■ TASK PROMPT:
Reproduce every line of the material below without any changes, leaving out the pictures.

■ RECORD EXCERPTS:
Begin
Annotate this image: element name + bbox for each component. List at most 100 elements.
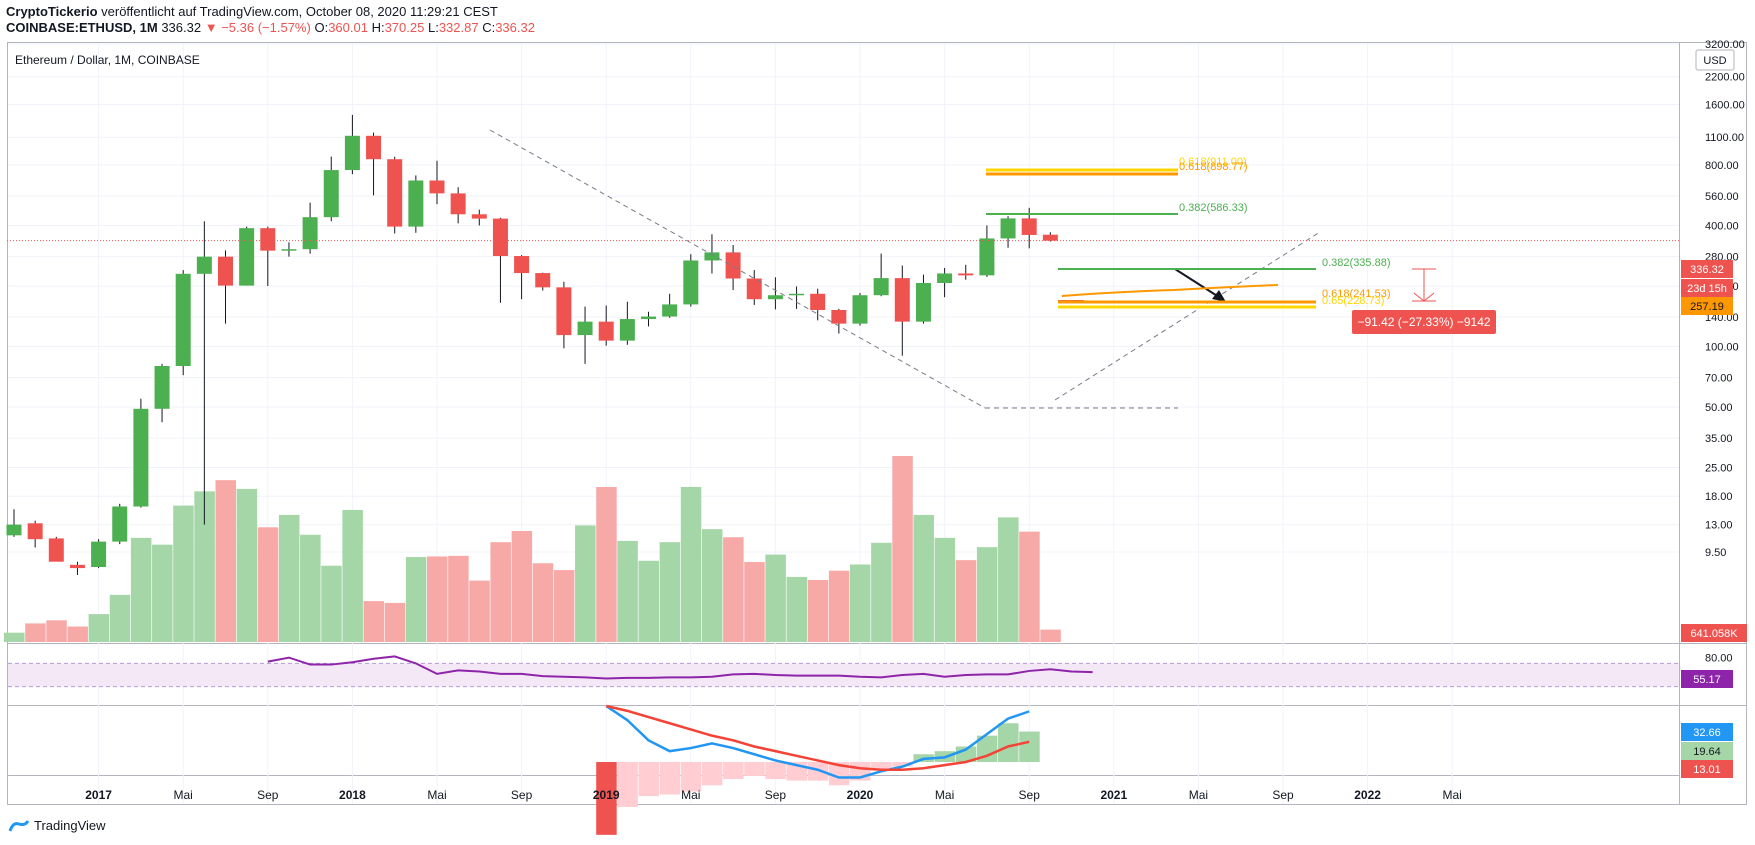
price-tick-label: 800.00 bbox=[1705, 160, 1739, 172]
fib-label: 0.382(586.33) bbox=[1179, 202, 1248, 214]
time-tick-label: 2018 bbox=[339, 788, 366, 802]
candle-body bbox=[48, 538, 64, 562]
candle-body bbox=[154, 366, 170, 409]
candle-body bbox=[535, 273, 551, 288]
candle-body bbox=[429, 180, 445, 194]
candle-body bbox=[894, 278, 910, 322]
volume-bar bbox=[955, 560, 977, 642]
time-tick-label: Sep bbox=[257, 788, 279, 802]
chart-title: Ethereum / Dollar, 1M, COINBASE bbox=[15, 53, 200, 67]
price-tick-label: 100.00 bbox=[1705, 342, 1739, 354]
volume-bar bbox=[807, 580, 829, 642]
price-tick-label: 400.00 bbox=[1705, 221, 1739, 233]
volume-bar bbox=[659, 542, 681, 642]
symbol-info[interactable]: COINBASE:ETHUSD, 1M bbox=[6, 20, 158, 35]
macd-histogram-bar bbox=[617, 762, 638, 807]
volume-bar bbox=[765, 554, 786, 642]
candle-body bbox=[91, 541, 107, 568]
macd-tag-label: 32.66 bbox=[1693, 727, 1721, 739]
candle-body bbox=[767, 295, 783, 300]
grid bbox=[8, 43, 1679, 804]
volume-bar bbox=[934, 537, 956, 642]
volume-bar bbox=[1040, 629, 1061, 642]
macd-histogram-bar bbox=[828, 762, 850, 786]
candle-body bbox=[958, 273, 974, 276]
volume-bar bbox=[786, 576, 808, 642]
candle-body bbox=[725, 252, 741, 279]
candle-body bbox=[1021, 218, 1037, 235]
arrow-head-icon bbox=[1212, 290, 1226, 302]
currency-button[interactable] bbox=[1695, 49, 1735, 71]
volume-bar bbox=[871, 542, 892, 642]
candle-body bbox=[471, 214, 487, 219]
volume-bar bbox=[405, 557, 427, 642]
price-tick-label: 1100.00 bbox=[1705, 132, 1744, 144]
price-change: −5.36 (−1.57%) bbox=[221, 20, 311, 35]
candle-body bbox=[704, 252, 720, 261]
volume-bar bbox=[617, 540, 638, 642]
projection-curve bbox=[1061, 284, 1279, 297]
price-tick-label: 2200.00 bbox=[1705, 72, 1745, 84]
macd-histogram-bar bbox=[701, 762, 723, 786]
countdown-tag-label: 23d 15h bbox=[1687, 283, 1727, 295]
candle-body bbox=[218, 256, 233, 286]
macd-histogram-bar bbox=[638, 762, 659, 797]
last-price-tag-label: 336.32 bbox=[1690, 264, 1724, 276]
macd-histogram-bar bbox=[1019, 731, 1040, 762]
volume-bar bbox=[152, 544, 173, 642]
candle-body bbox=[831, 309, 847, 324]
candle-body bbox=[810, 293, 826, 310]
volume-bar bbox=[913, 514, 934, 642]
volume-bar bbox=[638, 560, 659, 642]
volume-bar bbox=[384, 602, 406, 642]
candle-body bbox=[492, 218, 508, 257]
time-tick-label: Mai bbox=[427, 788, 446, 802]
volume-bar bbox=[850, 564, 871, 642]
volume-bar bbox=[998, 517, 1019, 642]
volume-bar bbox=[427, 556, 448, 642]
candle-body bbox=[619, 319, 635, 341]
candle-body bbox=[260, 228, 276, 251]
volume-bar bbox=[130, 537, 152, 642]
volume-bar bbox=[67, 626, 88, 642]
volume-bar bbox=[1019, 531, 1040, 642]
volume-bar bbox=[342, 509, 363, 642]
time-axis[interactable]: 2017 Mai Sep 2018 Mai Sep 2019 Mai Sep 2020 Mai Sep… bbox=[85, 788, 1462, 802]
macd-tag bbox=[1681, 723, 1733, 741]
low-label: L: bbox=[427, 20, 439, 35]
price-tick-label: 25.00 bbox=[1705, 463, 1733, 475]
End
■ FINAL ANSWER:
Annotate this image: element name + bbox for each component. List at most 100 elements.
price-tick-label: 800.00 bbox=[1705, 160, 1739, 172]
fib-label: 0.382(586.33) bbox=[1179, 202, 1248, 214]
time-tick-label: 2018 bbox=[339, 788, 366, 802]
candle-body bbox=[48, 538, 64, 562]
candle-body bbox=[154, 366, 170, 409]
candle-body bbox=[535, 273, 551, 288]
candle-body bbox=[429, 180, 445, 194]
candle-body bbox=[894, 278, 910, 322]
volume-bar bbox=[955, 560, 977, 642]
time-tick-label: Sep bbox=[257, 788, 279, 802]
chart-title: Ethereum / Dollar, 1M, COINBASE bbox=[15, 53, 200, 67]
price-tick-label: 100.00 bbox=[1705, 342, 1739, 354]
volume-bar bbox=[807, 580, 829, 642]
price-tick-label: 400.00 bbox=[1705, 221, 1739, 233]
volume-bar bbox=[659, 542, 681, 642]
symbol-info[interactable]: COINBASE:ETHUSD, 1M bbox=[6, 20, 158, 35]
macd-histogram-bar bbox=[617, 762, 638, 807]
volume-bar bbox=[765, 554, 786, 642]
candle-body bbox=[91, 541, 107, 568]
macd-tag-label: 32.66 bbox=[1693, 727, 1721, 739]
candle-body bbox=[767, 295, 783, 300]
grid bbox=[8, 43, 1679, 804]
volume-bar bbox=[934, 537, 956, 642]
volume-bar bbox=[1040, 629, 1061, 642]
macd-histogram-bar bbox=[828, 762, 850, 786]
candle-body bbox=[958, 273, 974, 276]
volume-bar bbox=[786, 576, 808, 642]
candle-body bbox=[725, 252, 741, 279]
candle-body bbox=[1021, 218, 1037, 235]
arrow-head-icon bbox=[1212, 290, 1226, 302]
currency-button[interactable] bbox=[1695, 49, 1735, 71]
volume-bar bbox=[871, 542, 892, 642]
candle-body bbox=[471, 214, 487, 219]
volume-bar bbox=[405, 557, 427, 642]
price-tick-label: 1100.00 bbox=[1705, 132, 1744, 144]
price-change: −5.36 (−1.57%) bbox=[221, 20, 311, 35]
candle-body bbox=[704, 252, 720, 261]
volume-bar bbox=[617, 540, 638, 642]
projection-curve bbox=[1061, 284, 1279, 297]
price-tick-label: 2200.00 bbox=[1705, 72, 1745, 84]
macd-histogram-bar bbox=[701, 762, 723, 786]
countdown-tag-label: 23d 15h bbox=[1687, 283, 1727, 295]
candle-body bbox=[218, 256, 233, 286]
macd-histogram-bar bbox=[638, 762, 659, 797]
last-price-tag-label: 336.32 bbox=[1690, 264, 1724, 276]
macd-histogram-bar bbox=[1019, 731, 1040, 762]
volume-bar bbox=[152, 544, 173, 642]
candle-body bbox=[831, 309, 847, 324]
candle-body bbox=[810, 293, 826, 310]
volume-bar bbox=[913, 514, 934, 642]
volume-bar bbox=[638, 560, 659, 642]
volume-bar bbox=[384, 602, 406, 642]
candle-body bbox=[492, 218, 508, 257]
time-tick-label: Mai bbox=[427, 788, 446, 802]
volume-bar bbox=[850, 564, 871, 642]
volume-bar bbox=[998, 517, 1019, 642]
volume-bar bbox=[427, 556, 448, 642]
candle-body bbox=[619, 319, 635, 341]
candle-body bbox=[260, 228, 276, 251]
volume-bar bbox=[130, 537, 152, 642]
volume-bar bbox=[67, 626, 88, 642]
volume-bar bbox=[1019, 531, 1040, 642]
volume-bar bbox=[342, 509, 363, 642]
time-axis[interactable]: 2017 Mai Sep 2018 Mai Sep 2019 Mai Sep 2020 Mai Sep… bbox=[85, 788, 1462, 802]
macd-tag bbox=[1681, 723, 1733, 741]
low-label: L: bbox=[427, 20, 439, 35]
price-tick-label: 25.00 bbox=[1705, 463, 1733, 475]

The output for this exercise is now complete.